▸ **JOB**: Copy everything in the listing below word for word, apart from any images.

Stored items
● ● ● ●

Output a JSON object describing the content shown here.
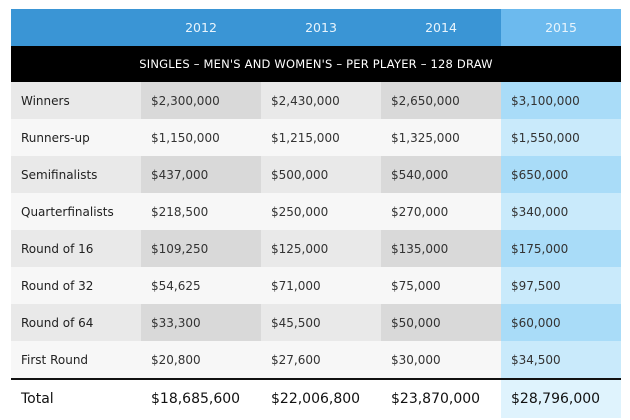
{
  "years": [
    "2012",
    "2013",
    "2014",
    "2015"
  ],
  "band_label": "SINGLES – MEN'S AND WOMEN'S – PER PLAYER – 128 DRAW",
  "rows": [
    {
      "label": "Winners",
      "values": [
        "$2,300,000",
        "$2,430,000",
        "$2,650,000",
        "$3,100,000"
      ]
    },
    {
      "label": "Runners-up",
      "values": [
        "$1,150,000",
        "$1,215,000",
        "$1,325,000",
        "$1,550,000"
      ]
    },
    {
      "label": "Semifinalists",
      "values": [
        "$437,000",
        "$500,000",
        "$540,000",
        "$650,000"
      ]
    },
    {
      "label": "Quarterfinalists",
      "values": [
        "$218,500",
        "$250,000",
        "$270,000",
        "$340,000"
      ]
    },
    {
      "label": "Round of 16",
      "values": [
        "$109,250",
        "$125,000",
        "$135,000",
        "$175,000"
      ]
    },
    {
      "label": "Round of 32",
      "values": [
        "$54,625",
        "$71,000",
        "$75,000",
        "$97,500"
      ]
    },
    {
      "label": "Round of 64",
      "values": [
        "$33,300",
        "$45,500",
        "$50,000",
        "$60,000"
      ]
    },
    {
      "label": "First Round",
      "values": [
        "$20,800",
        "$27,600",
        "$30,000",
        "$34,500"
      ]
    }
  ],
  "total": {
    "label": "Total",
    "values": [
      "$18,685,600",
      "$22,006,800",
      "$23,870,000",
      "$28,796,000"
    ]
  },
  "colors": {
    "header_blue": "#3a95d5",
    "highlight_blue": "#6cbaee",
    "band_black": "#000000"
  }
}
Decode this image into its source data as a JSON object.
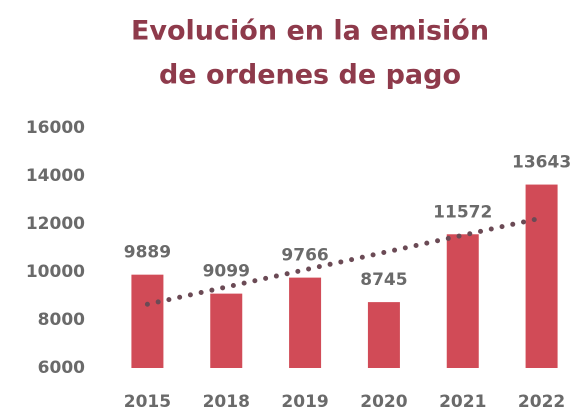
{
  "chart_data": {
    "type": "bar",
    "title": [
      "Evolución en la emisión",
      "de ordenes de pago"
    ],
    "categories": [
      "2015",
      "2018",
      "2019",
      "2020",
      "2021",
      "2022"
    ],
    "values": [
      9889,
      9099,
      9766,
      8745,
      11572,
      13643
    ],
    "color": "#d14b57",
    "ylim": [
      6000,
      16000
    ],
    "yticks": [
      6000,
      8000,
      10000,
      12000,
      14000,
      16000
    ],
    "grid": false,
    "trendline": true
  }
}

● ● ● ●

▸ **THE OUTPUT**:
Output a JSON object describing the content shown here.
{
  "years": [
    "2012",
    "2013",
    "2014",
    "2015"
  ],
  "band_label": "SINGLES – MEN'S AND WOMEN'S – PER PLAYER – 128 DRAW",
  "rows": [
    {
      "label": "Winners",
      "values": [
        "$2,300,000",
        "$2,430,000",
        "$2,650,000",
        "$3,100,000"
      ]
    },
    {
      "label": "Runners-up",
      "values": [
        "$1,150,000",
        "$1,215,000",
        "$1,325,000",
        "$1,550,000"
      ]
    },
    {
      "label": "Semifinalists",
      "values": [
        "$437,000",
        "$500,000",
        "$540,000",
        "$650,000"
      ]
    },
    {
      "label": "Quarterfinalists",
      "values": [
        "$218,500",
        "$250,000",
        "$270,000",
        "$340,000"
      ]
    },
    {
      "label": "Round of 16",
      "values": [
        "$109,250",
        "$125,000",
        "$135,000",
        "$175,000"
      ]
    },
    {
      "label": "Round of 32",
      "values": [
        "$54,625",
        "$71,000",
        "$75,000",
        "$97,500"
      ]
    },
    {
      "label": "Round of 64",
      "values": [
        "$33,300",
        "$45,500",
        "$50,000",
        "$60,000"
      ]
    },
    {
      "label": "First Round",
      "values": [
        "$20,800",
        "$27,600",
        "$30,000",
        "$34,500"
      ]
    }
  ],
  "total": {
    "label": "Total",
    "values": [
      "$18,685,600",
      "$22,006,800",
      "$23,870,000",
      "$28,796,000"
    ]
  },
  "colors": {
    "header_blue": "#3a95d5",
    "highlight_blue": "#6cbaee",
    "band_black": "#000000"
  }
}
Decode this image into its source data as a JSON object.
{
  "chart_data": {
    "type": "bar",
    "title": [
      "Evolución en la emisión",
      "de ordenes de pago"
    ],
    "categories": [
      "2015",
      "2018",
      "2019",
      "2020",
      "2021",
      "2022"
    ],
    "values": [
      9889,
      9099,
      9766,
      8745,
      11572,
      13643
    ],
    "color": "#d14b57",
    "ylim": [
      6000,
      16000
    ],
    "yticks": [
      6000,
      8000,
      10000,
      12000,
      14000,
      16000
    ],
    "grid": false,
    "trendline": true
  }
}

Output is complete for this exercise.